— Passage shown —
#####

Einlang

Chapter 11

Storage Follows Observation

A recurrence tells us which values depend on which earlier values. It does not automatically tell us how much history must be stored. Storage depends on two things together: what each point reads, and which points later code observes.

The Design Fork: Array Semantics or Family Semantics

If an indexed recurrence is treated immediately as an array allocation, the language has already chosen a storage policy. Every time point appears to need materialization because every time point has a name. That is simple, but it throws away an optimization opportunity before analysis begins.

The other choice is to treat the recurrence first as a family of values. The family has a dependency relation; storage is chosen later, after observations are known. This lets the same source definition support a rolling state, a full history, or a checkpointed evaluation depending on how the value is used.

Einlang’s recurrence notation takes the second route. Define the values first; commit to memory only after the program shows what it will observe.

#####

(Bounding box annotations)
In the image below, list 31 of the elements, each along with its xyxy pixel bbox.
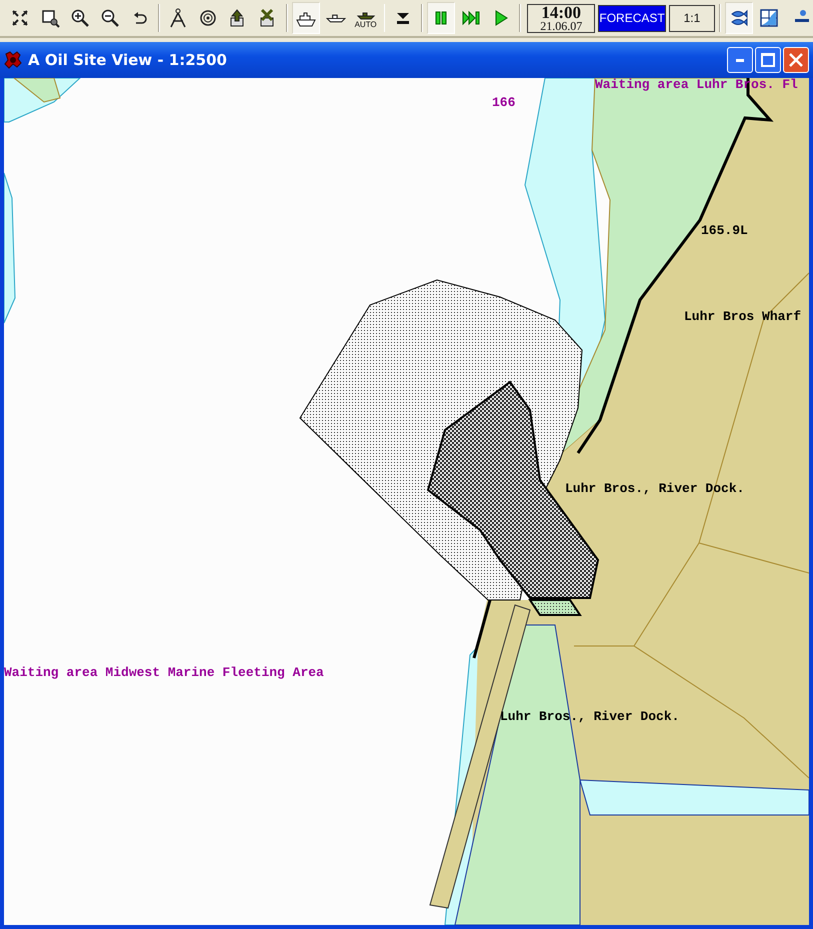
map-label: Luhr Bros Wharf	[684, 310, 802, 324]
map-label: 165.9L	[701, 224, 748, 238]
clock-date: 21.06.07	[540, 20, 582, 32]
zoom-area-icon	[40, 8, 60, 28]
close-icon	[789, 53, 803, 67]
toolbar-button[interactable]: AUTO	[352, 2, 380, 34]
target-icon	[198, 8, 218, 28]
zoom-in-icon	[70, 8, 90, 28]
maximize-icon	[761, 53, 775, 67]
map-label: Luhr Bros., River Dock.	[565, 482, 744, 496]
scale-button[interactable]: 1:1	[668, 4, 716, 32]
minimize-icon	[736, 58, 744, 62]
window-title: A Oil Site View - 1:2500	[28, 51, 228, 69]
toolbar-button[interactable]	[725, 2, 754, 34]
toolbar-button[interactable]	[427, 2, 456, 34]
fish-icon	[729, 8, 750, 28]
chart-icon	[759, 8, 780, 28]
minimize-button[interactable]	[727, 47, 753, 73]
move-arrows-icon	[10, 8, 30, 28]
zoom-out-icon	[100, 8, 120, 28]
forecast-button[interactable]: FORECAST	[598, 4, 666, 32]
toolbar-button[interactable]	[292, 2, 320, 34]
clock-time: 14:00	[541, 4, 582, 20]
fast-forward-icon	[461, 8, 482, 28]
drawing-compass-icon	[168, 8, 188, 28]
close-button[interactable]	[783, 47, 809, 73]
map-label: Waiting area Midwest Marine Fleeting Area	[4, 666, 324, 680]
boat-icon	[326, 14, 346, 22]
map-label: 166	[492, 96, 516, 110]
maximize-button[interactable]	[755, 47, 781, 73]
app-icon	[4, 51, 22, 69]
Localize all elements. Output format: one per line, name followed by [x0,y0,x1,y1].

#####

Could you carry on the Einlang chapter on recurrence storage, starting after its final sentence?

— Exercise answer —
This is a semantic claim first and an implementation hook second. The current compiler performs recurrence ordering and records lowered execution facts that backends can use, including vectorized and recurrence-aware execution paths. The book’s checkpointing examples describe the policy space those facts make available; they are not a promise that every checkpoint schedule is already a separate user-visible pass.

Consider:

let h[0] = init
let h[t in 1..T] = step(h[t - 1], x[t])
let final = h[T - 1]

The recurrence reads only one step back. If the only observed value is final, an implementation can evaluate the sequence with a rolling slot:

previous -> current -> previous -> current

The full array h[0..T] does not have to exist as stored data, even though it exists as a family of values in the source model. This is a distinction between meaning and storage: the recurrence defines all of the values, but the runtime may not need to retain all of them.

Ask for the same recurrence twice. First ask only for the last state. Then ask for a plot of every state. The recurrence did not change, but the storage obligation did. Observation is not an afterthought; it is half of the storage story.

A Small Execution Trace

Take four time steps:

h[0] = init
h[1] = step(h[0], x[1])
h[2] = step(h[1], x[2])
h[3] = step(h[2], x[3])

If the program only asks for h[3], the runtime can overwrite:

slot = h[0]
slot = step(slot, x[1])
slot = step(slot, x[2])
slot = step(slot, x[3])

This execution does not deny that h[1] and h[2] are meaningful source values. It only says they do not need long-term storage for this observation. That distinction is hard to make when the source program is already written as mutation. The recurrence gives names to the whole family first; the storage plan comes second.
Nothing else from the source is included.